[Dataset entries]
--*--

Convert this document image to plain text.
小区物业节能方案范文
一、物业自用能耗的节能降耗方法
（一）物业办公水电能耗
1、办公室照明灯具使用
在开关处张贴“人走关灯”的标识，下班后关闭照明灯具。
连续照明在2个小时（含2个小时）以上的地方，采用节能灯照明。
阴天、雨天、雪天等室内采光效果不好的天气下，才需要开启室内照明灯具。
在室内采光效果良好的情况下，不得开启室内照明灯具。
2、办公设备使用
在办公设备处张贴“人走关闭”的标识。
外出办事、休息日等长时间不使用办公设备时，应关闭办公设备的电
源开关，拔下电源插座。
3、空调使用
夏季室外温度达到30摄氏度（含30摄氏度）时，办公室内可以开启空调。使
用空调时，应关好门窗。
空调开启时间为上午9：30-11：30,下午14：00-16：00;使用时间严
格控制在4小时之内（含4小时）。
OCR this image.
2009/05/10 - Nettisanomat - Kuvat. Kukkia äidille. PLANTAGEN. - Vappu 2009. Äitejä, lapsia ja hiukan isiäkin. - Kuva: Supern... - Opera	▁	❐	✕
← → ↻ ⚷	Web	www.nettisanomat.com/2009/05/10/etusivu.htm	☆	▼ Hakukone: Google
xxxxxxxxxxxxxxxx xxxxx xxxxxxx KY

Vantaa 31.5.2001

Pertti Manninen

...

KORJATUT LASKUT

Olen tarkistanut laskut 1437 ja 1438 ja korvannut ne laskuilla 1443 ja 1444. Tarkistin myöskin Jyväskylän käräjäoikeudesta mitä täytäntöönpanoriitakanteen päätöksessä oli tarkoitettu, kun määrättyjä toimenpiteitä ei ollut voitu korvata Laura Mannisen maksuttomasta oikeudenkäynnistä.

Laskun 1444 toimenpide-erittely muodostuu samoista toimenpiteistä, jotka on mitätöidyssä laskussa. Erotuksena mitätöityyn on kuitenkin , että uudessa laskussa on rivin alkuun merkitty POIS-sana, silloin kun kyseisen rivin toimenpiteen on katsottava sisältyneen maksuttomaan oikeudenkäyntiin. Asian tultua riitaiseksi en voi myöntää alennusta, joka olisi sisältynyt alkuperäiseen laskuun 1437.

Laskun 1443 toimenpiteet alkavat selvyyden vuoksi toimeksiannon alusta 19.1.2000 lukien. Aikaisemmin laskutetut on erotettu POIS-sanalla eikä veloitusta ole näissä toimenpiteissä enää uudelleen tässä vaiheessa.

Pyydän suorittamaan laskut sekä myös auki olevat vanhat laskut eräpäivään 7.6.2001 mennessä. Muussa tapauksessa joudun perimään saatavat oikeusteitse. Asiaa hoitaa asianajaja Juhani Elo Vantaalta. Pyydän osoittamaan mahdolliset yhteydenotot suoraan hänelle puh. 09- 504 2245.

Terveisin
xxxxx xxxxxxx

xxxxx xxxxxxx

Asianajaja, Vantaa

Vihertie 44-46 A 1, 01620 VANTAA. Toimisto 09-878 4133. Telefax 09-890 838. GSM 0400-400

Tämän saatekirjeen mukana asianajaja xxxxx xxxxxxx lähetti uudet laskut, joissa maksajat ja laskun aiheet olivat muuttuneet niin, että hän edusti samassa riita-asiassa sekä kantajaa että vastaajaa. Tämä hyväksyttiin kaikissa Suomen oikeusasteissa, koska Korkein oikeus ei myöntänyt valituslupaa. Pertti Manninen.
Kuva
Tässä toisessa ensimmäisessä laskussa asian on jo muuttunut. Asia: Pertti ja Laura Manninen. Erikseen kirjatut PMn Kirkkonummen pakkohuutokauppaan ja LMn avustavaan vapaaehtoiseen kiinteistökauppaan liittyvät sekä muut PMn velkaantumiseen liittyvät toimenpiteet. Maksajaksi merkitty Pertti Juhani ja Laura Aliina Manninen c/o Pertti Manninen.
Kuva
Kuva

--*--

> _Exercise instructions_: Write the entries again, exactly as they stand.

> _Solution to this problem_:
Convert this document image to plain text.
小区物业节能方案范文
一、物业自用能耗的节能降耗方法
（一）物业办公水电能耗
1、办公室照明灯具使用
在开关处张贴“人走关灯”的标识，下班后关闭照明灯具。
连续照明在2个小时（含2个小时）以上的地方，采用节能灯照明。
阴天、雨天、雪天等室内采光效果不好的天气下，才需要开启室内照明灯具。
在室内采光效果良好的情况下，不得开启室内照明灯具。
2、办公设备使用
在办公设备处张贴“人走关闭”的标识。
外出办事、休息日等长时间不使用办公设备时，应关闭办公设备的电
源开关，拔下电源插座。
3、空调使用
夏季室外温度达到30摄氏度（含30摄氏度）时，办公室内可以开启空调。使
用空调时，应关好门窗。
空调开启时间为上午9：30-11：30,下午14：00-16：00;使用时间严
格控制在4小时之内（含4小时）。
OCR this image.
2009/05/10 - Nettisanomat - Kuvat. Kukkia äidille. PLANTAGEN. - Vappu 2009. Äitejä, lapsia ja hiukan isiäkin. - Kuva: Supern... - Opera	▁	❐	✕
← → ↻ ⚷	Web	www.nettisanomat.com/2009/05/10/etusivu.htm	☆	▼ Hakukone: Google
xxxxxxxxxxxxxxxx xxxxx xxxxxxx KY

Vantaa 31.5.2001

Pertti Manninen

...

KORJATUT LASKUT

Olen tarkistanut laskut 1437 ja 1438 ja korvannut ne laskuilla 1443 ja 1444. Tarkistin myöskin Jyväskylän käräjäoikeudesta mitä täytäntöönpanoriitakanteen päätöksessä oli tarkoitettu, kun määrättyjä toimenpiteitä ei ollut voitu korvata Laura Mannisen maksuttomasta oikeudenkäynnistä.

Laskun 1444 toimenpide-erittely muodostuu samoista toimenpiteistä, jotka on mitätöidyssä laskussa. Erotuksena mitätöityyn on kuitenkin , että uudessa laskussa on rivin alkuun merkitty POIS-sana, silloin kun kyseisen rivin toimenpiteen on katsottava sisältyneen maksuttomaan oikeudenkäyntiin. Asian tultua riitaiseksi en voi myöntää alennusta, joka olisi sisältynyt alkuperäiseen laskuun 1437.

Laskun 1443 toimenpiteet alkavat selvyyden vuoksi toimeksiannon alusta 19.1.2000 lukien. Aikaisemmin laskutetut on erotettu POIS-sanalla eikä veloitusta ole näissä toimenpiteissä enää uudelleen tässä vaiheessa.

Pyydän suorittamaan laskut sekä myös auki olevat vanhat laskut eräpäivään 7.6.2001 mennessä. Muussa tapauksessa joudun perimään saatavat oikeusteitse. Asiaa hoitaa asianajaja Juhani Elo Vantaalta. Pyydän osoittamaan mahdolliset yhteydenotot suoraan hänelle puh. 09- 504 2245.

Terveisin
xxxxx xxxxxxx

xxxxx xxxxxxx

Asianajaja, Vantaa

Vihertie 44-46 A 1, 01620 VANTAA. Toimisto 09-878 4133. Telefax 09-890 838. GSM 0400-400

Tämän saatekirjeen mukana asianajaja xxxxx xxxxxxx lähetti uudet laskut, joissa maksajat ja laskun aiheet olivat muuttuneet niin, että hän edusti samassa riita-asiassa sekä kantajaa että vastaajaa. Tämä hyväksyttiin kaikissa Suomen oikeusasteissa, koska Korkein oikeus ei myöntänyt valituslupaa. Pertti Manninen.
Kuva
Tässä toisessa ensimmäisessä laskussa asian on jo muuttunut. Asia: Pertti ja Laura Manninen. Erikseen kirjatut PMn Kirkkonummen pakkohuutokauppaan ja LMn avustavaan vapaaehtoiseen kiinteistökauppaan liittyvät sekä muut PMn velkaantumiseen liittyvät toimenpiteet. Maksajaksi merkitty Pertti Juhani ja Laura Aliina Manninen c/o Pertti Manninen.
Kuva
Kuva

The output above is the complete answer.